Records provided:
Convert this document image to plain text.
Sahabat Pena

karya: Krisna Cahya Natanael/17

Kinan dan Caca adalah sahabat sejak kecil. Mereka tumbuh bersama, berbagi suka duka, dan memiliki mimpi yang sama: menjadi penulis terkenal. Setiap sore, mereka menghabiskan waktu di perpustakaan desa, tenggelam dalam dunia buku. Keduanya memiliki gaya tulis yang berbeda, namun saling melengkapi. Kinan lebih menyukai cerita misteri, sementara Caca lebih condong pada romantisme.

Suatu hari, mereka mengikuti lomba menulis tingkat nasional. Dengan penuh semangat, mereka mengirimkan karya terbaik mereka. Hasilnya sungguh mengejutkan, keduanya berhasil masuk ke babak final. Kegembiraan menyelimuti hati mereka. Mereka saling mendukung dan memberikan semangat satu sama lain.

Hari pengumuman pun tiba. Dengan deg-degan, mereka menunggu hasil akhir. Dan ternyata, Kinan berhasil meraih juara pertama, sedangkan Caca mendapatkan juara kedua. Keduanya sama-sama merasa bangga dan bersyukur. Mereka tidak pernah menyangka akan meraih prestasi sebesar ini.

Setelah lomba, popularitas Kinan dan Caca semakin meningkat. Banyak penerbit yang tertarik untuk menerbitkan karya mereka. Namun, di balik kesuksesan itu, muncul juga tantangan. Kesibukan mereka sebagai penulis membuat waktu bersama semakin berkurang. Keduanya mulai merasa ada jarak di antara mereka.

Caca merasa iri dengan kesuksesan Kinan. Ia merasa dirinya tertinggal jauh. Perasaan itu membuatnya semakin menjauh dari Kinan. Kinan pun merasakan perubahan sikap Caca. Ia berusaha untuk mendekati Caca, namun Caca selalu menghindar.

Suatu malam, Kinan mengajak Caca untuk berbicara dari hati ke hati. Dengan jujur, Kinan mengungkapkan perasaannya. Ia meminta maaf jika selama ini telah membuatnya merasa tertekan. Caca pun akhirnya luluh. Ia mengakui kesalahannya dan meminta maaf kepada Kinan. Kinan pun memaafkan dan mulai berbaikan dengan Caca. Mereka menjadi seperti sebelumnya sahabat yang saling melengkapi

Problem: Return each entry from above without altering a single character.

Result:
Convert this document image to plain text.
Sahabat Pena

karya: Krisna Cahya Natanael/17

Kinan dan Caca adalah sahabat sejak kecil. Mereka tumbuh bersama, berbagi suka duka, dan memiliki mimpi yang sama: menjadi penulis terkenal. Setiap sore, mereka menghabiskan waktu di perpustakaan desa, tenggelam dalam dunia buku. Keduanya memiliki gaya tulis yang berbeda, namun saling melengkapi. Kinan lebih menyukai cerita misteri, sementara Caca lebih condong pada romantisme.

Suatu hari, mereka mengikuti lomba menulis tingkat nasional. Dengan penuh semangat, mereka mengirimkan karya terbaik mereka. Hasilnya sungguh mengejutkan, keduanya berhasil masuk ke babak final. Kegembiraan menyelimuti hati mereka. Mereka saling mendukung dan memberikan semangat satu sama lain.

Hari pengumuman pun tiba. Dengan deg-degan, mereka menunggu hasil akhir. Dan ternyata, Kinan berhasil meraih juara pertama, sedangkan Caca mendapatkan juara kedua. Keduanya sama-sama merasa bangga dan bersyukur. Mereka tidak pernah menyangka akan meraih prestasi sebesar ini.

Setelah lomba, popularitas Kinan dan Caca semakin meningkat. Banyak penerbit yang tertarik untuk menerbitkan karya mereka. Namun, di balik kesuksesan itu, muncul juga tantangan. Kesibukan mereka sebagai penulis membuat waktu bersama semakin berkurang. Keduanya mulai merasa ada jarak di antara mereka.

Caca merasa iri dengan kesuksesan Kinan. Ia merasa dirinya tertinggal jauh. Perasaan itu membuatnya semakin menjauh dari Kinan. Kinan pun merasakan perubahan sikap Caca. Ia berusaha untuk mendekati Caca, namun Caca selalu menghindar.

Suatu malam, Kinan mengajak Caca untuk berbicara dari hati ke hati. Dengan jujur, Kinan mengungkapkan perasaannya. Ia meminta maaf jika selama ini telah membuatnya merasa tertekan. Caca pun akhirnya luluh. Ia mengakui kesalahannya dan meminta maaf kepada Kinan. Kinan pun memaafkan dan mulai berbaikan dengan Caca. Mereka menjadi seperti sebelumnya sahabat yang saling melengkapi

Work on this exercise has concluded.